EXTRACTED RECORDS —

********

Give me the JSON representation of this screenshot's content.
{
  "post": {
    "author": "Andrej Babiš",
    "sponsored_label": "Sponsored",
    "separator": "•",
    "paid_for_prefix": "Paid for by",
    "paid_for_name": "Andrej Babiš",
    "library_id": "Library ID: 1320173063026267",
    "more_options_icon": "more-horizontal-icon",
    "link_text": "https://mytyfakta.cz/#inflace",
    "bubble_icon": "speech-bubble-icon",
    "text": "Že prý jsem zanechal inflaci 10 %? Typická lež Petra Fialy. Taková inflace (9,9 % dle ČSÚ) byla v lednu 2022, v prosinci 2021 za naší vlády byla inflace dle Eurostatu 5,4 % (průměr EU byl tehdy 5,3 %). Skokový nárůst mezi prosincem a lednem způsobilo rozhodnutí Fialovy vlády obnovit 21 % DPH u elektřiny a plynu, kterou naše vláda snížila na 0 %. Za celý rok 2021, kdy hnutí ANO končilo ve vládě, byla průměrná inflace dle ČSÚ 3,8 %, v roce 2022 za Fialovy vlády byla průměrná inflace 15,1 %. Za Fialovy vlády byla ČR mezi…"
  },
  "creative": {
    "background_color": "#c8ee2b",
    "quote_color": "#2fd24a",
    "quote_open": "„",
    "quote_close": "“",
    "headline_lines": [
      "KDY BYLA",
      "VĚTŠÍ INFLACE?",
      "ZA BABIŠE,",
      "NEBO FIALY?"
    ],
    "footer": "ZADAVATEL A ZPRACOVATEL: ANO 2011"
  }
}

********

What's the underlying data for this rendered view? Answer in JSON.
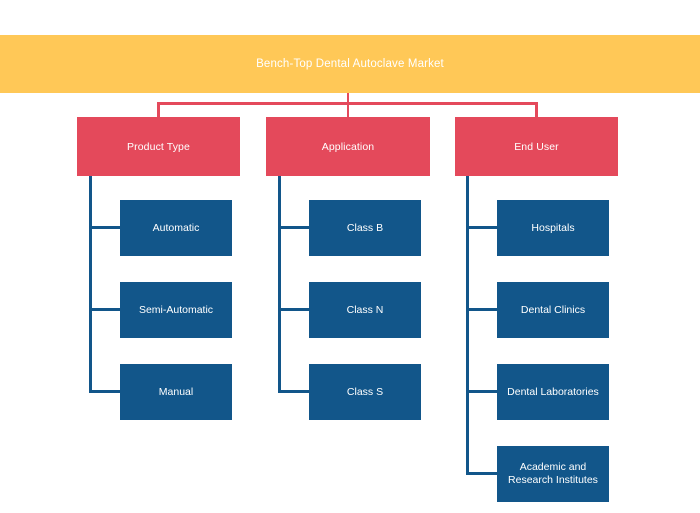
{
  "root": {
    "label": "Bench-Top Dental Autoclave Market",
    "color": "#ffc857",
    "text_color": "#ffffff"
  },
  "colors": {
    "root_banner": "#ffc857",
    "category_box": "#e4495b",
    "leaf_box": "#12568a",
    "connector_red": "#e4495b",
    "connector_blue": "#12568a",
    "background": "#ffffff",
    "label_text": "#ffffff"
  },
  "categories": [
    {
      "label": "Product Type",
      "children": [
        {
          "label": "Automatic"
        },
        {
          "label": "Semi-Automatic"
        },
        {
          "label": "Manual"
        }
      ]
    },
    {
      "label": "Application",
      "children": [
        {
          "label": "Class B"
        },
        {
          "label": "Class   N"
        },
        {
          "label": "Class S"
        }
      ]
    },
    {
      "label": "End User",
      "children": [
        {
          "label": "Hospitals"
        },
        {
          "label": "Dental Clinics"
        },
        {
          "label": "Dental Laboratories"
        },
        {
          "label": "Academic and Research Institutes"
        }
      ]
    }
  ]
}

********

Pull out all lines in the data above that include "ffffff".

    "text_color": "#ffffff"
    "background": "#ffffff",
    "label_text": "#ffffff"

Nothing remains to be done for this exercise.